• Set task: Extract each line where the string "free" shows up.

• Supplied data:
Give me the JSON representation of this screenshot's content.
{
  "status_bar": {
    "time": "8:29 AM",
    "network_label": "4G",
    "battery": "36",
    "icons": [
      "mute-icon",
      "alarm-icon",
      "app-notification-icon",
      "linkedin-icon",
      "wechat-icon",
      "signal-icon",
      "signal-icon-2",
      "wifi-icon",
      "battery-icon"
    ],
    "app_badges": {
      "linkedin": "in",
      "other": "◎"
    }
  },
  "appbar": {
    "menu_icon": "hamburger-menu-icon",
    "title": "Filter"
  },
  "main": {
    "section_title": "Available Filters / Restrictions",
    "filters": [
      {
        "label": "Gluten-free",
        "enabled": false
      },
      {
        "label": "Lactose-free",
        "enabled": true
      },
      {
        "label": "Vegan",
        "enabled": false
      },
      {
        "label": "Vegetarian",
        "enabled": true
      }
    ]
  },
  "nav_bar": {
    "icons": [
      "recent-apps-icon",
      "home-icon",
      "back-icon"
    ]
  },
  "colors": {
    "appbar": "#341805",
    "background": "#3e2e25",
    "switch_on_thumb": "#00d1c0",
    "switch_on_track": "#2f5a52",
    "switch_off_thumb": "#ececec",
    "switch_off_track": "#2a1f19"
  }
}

• Answer to the exercise:
        "label": "Gluten-free",
        "label": "Lactose-free",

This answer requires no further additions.